TASK PROMPT — Lines containing the word "pracowników" are to be counted; state their number and nothing further.

(Stored entries)
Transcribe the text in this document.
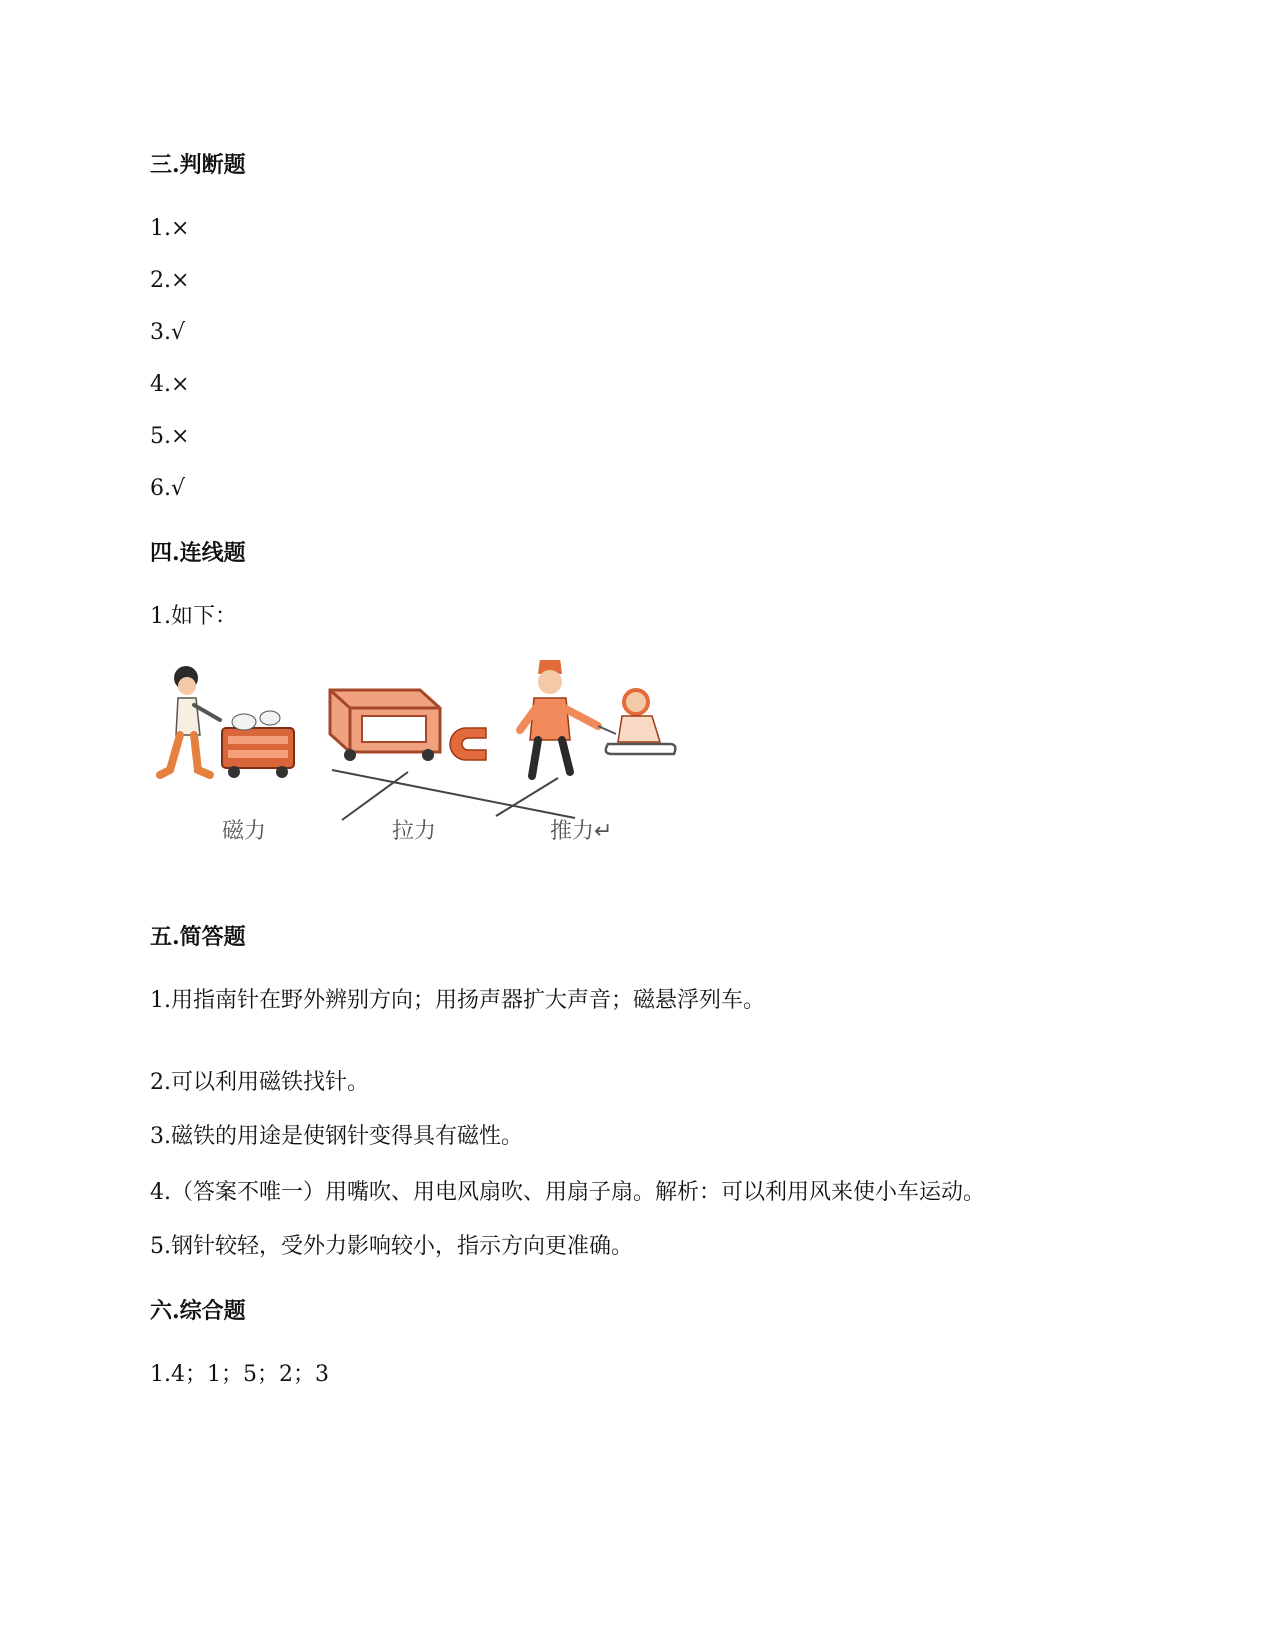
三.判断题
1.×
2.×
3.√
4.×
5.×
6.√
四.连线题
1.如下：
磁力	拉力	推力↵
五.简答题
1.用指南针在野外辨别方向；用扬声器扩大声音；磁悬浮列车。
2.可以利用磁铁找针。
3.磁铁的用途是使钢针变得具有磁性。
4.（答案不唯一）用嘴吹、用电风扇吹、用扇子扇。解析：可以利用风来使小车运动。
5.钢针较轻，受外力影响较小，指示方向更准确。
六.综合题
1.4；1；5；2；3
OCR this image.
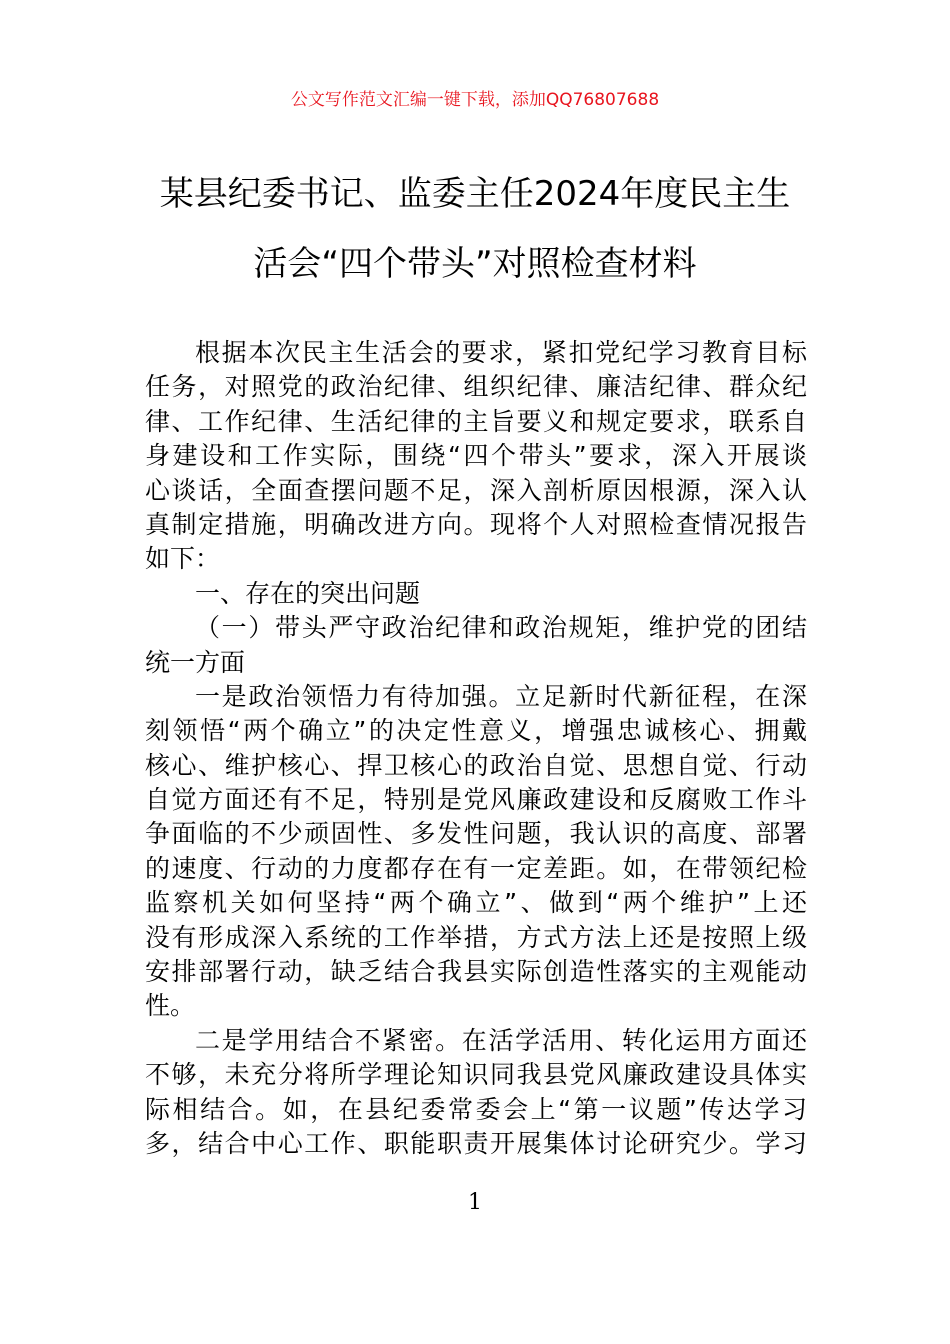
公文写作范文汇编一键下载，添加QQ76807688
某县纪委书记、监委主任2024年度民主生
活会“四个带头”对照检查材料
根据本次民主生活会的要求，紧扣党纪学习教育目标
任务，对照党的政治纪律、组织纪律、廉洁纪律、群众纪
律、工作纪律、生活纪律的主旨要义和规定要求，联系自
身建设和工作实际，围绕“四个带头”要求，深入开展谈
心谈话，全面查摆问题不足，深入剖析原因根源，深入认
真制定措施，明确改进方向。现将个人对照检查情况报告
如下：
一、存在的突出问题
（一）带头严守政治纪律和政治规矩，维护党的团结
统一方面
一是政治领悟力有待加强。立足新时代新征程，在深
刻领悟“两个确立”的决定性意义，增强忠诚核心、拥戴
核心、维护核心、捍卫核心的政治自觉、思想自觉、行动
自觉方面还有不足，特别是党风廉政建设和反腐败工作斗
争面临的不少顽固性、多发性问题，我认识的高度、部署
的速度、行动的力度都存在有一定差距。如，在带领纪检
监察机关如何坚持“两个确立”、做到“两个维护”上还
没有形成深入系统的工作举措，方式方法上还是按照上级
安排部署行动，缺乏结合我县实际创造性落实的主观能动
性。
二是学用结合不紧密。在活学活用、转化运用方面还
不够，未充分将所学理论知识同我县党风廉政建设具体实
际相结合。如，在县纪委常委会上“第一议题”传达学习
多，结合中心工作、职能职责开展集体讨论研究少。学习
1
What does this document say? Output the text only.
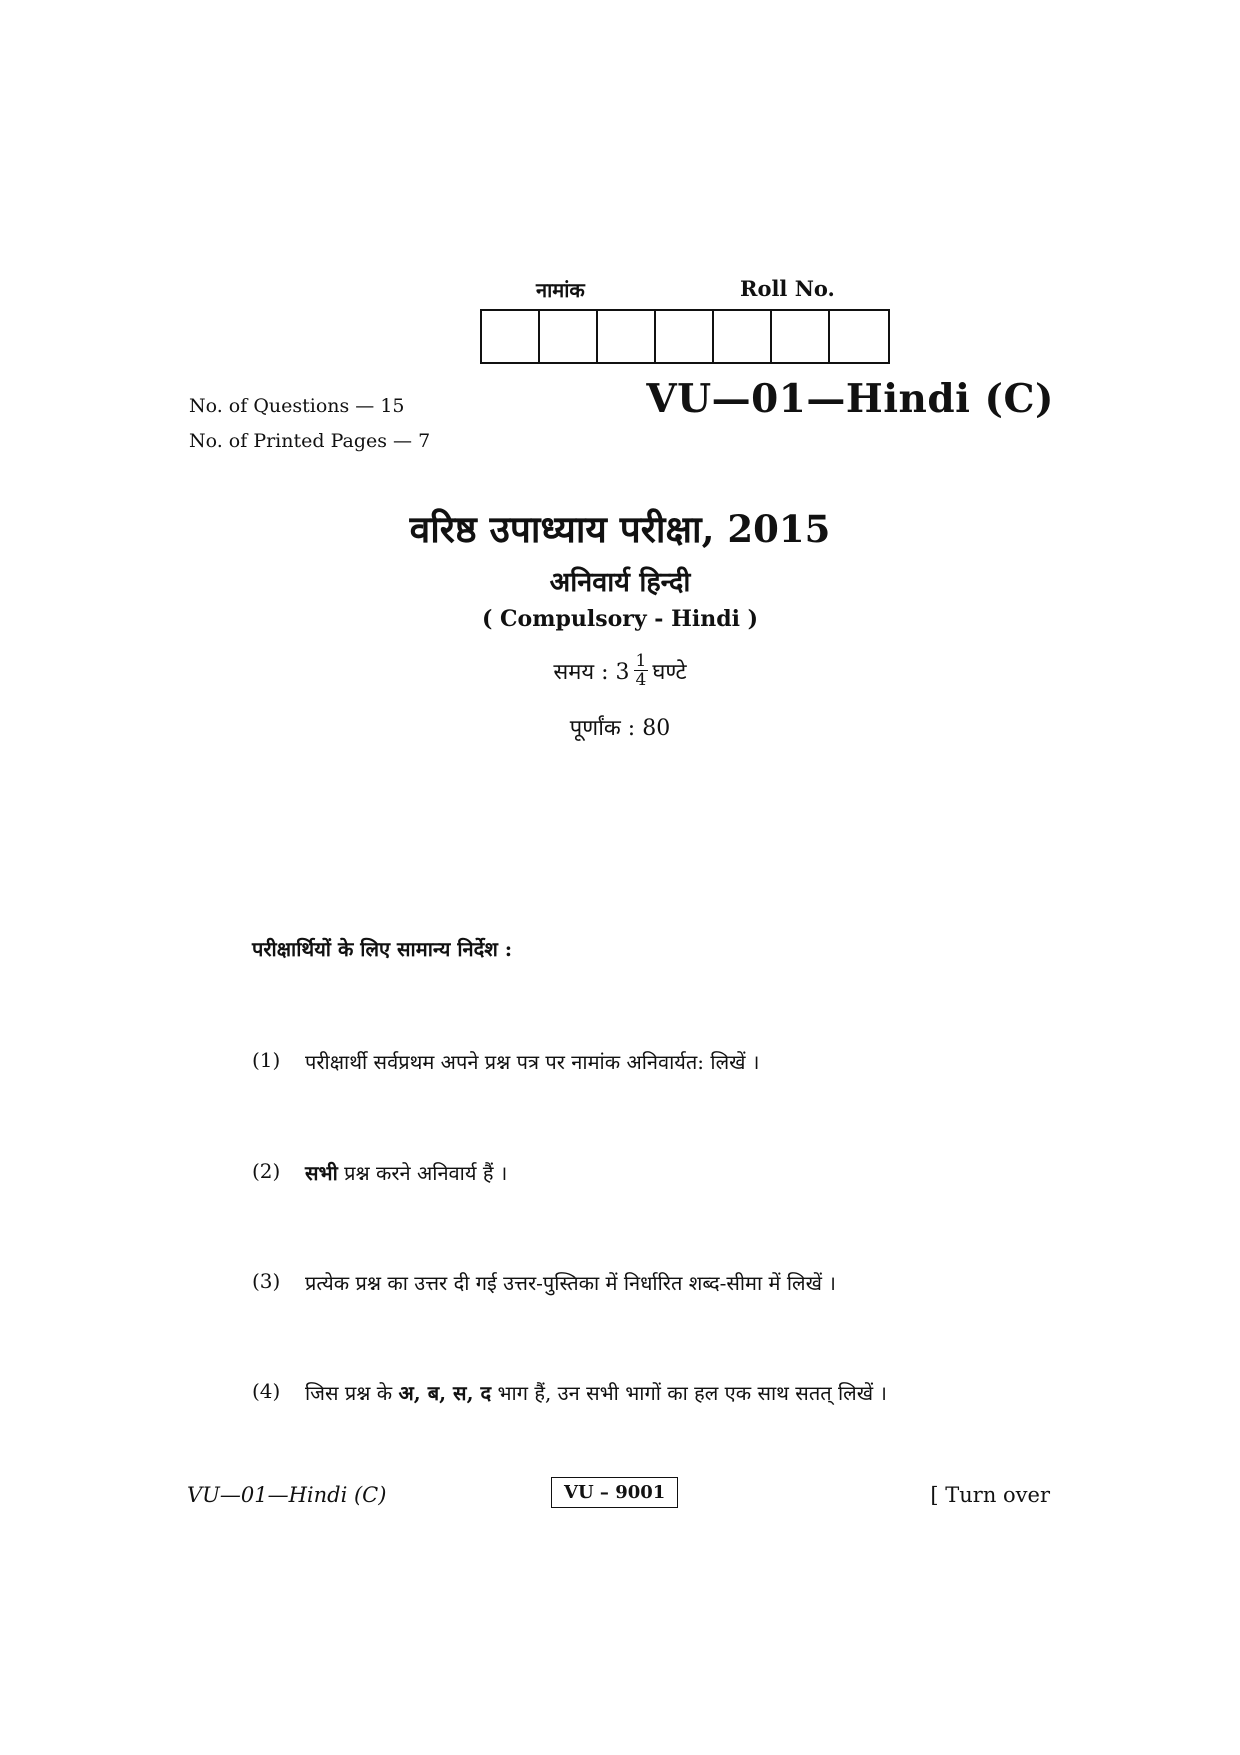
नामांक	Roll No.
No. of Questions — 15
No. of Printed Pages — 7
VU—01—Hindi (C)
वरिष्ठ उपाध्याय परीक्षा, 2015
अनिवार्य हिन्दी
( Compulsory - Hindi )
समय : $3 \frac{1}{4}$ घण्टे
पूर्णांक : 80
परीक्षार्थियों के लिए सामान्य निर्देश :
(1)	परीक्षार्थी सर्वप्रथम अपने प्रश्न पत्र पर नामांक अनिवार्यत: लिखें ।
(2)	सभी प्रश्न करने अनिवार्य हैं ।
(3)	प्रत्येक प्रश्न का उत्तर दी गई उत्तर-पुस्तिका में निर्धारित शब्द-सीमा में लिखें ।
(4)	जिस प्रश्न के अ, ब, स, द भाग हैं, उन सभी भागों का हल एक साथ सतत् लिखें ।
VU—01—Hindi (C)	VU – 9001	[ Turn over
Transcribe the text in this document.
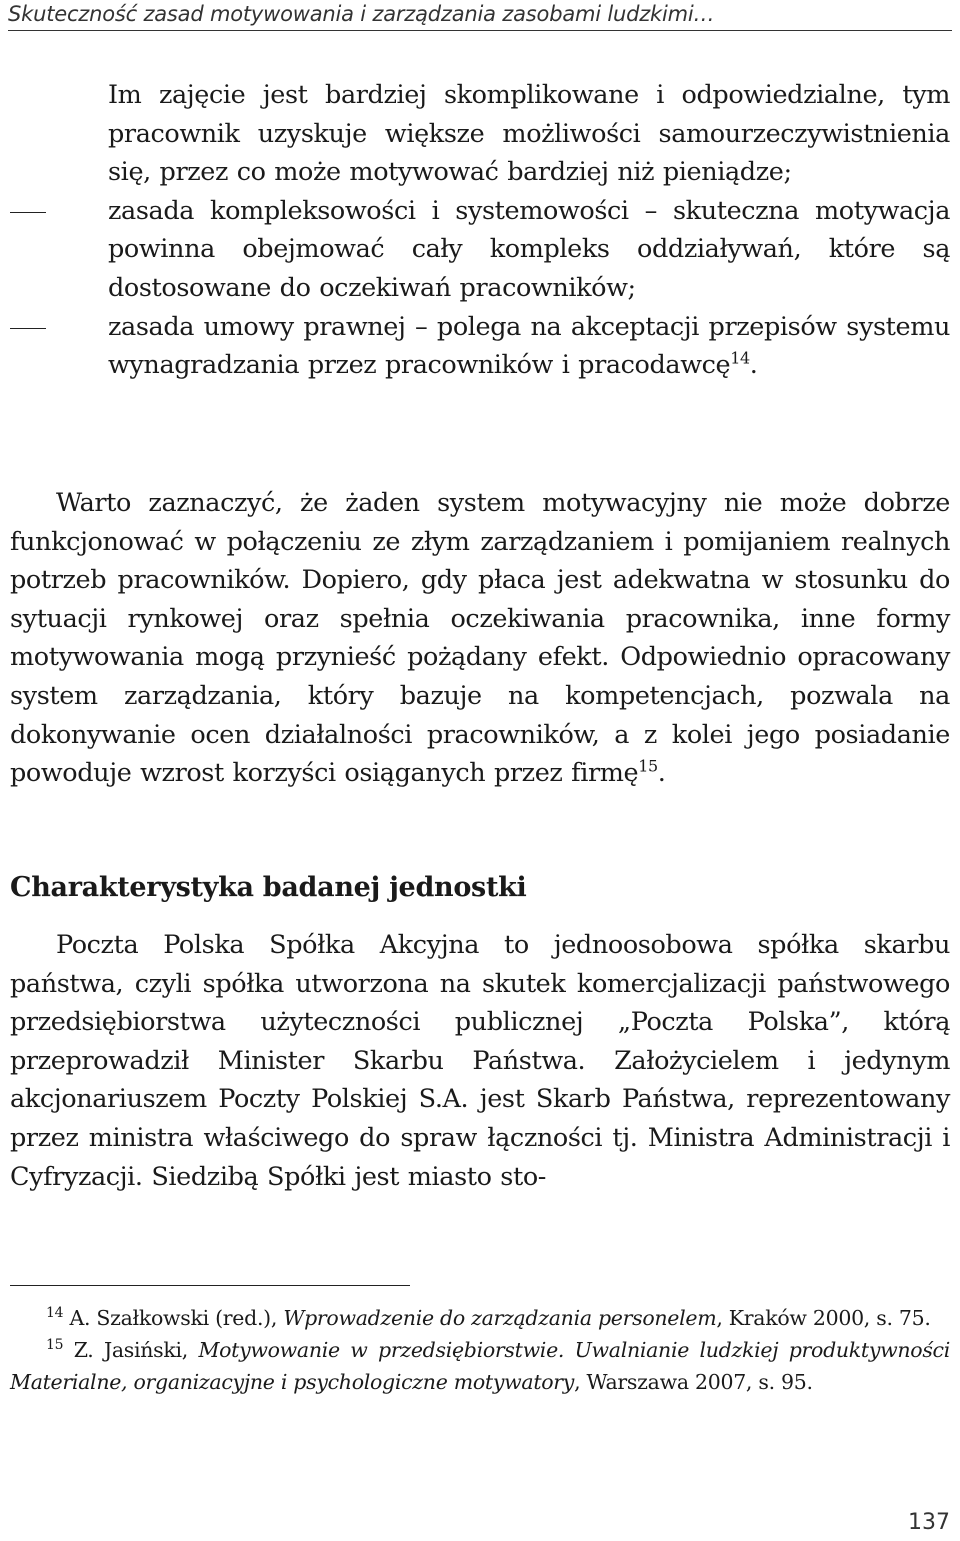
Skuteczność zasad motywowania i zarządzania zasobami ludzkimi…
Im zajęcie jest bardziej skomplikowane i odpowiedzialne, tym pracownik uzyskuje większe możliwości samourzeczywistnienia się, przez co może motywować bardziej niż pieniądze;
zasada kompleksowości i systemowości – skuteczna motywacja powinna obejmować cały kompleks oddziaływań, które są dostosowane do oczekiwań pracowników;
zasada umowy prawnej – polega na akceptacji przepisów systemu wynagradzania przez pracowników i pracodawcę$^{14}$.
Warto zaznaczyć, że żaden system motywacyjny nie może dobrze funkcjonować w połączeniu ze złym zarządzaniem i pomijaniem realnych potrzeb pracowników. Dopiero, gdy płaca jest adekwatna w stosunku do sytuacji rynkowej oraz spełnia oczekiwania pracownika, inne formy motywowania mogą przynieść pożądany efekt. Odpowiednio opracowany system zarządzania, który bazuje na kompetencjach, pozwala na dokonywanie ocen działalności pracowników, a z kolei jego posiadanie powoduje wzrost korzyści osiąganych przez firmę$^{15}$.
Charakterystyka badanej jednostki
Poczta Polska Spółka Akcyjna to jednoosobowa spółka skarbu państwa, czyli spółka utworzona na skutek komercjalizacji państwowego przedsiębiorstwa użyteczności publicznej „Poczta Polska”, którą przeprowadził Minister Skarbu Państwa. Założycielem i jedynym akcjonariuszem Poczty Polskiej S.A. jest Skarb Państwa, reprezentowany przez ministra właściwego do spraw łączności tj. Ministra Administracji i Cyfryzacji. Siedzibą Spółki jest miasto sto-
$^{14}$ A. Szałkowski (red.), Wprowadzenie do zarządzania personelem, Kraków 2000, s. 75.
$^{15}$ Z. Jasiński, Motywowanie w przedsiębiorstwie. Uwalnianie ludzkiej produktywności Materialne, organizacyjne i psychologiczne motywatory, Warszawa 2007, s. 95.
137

FULL ANSWER — 3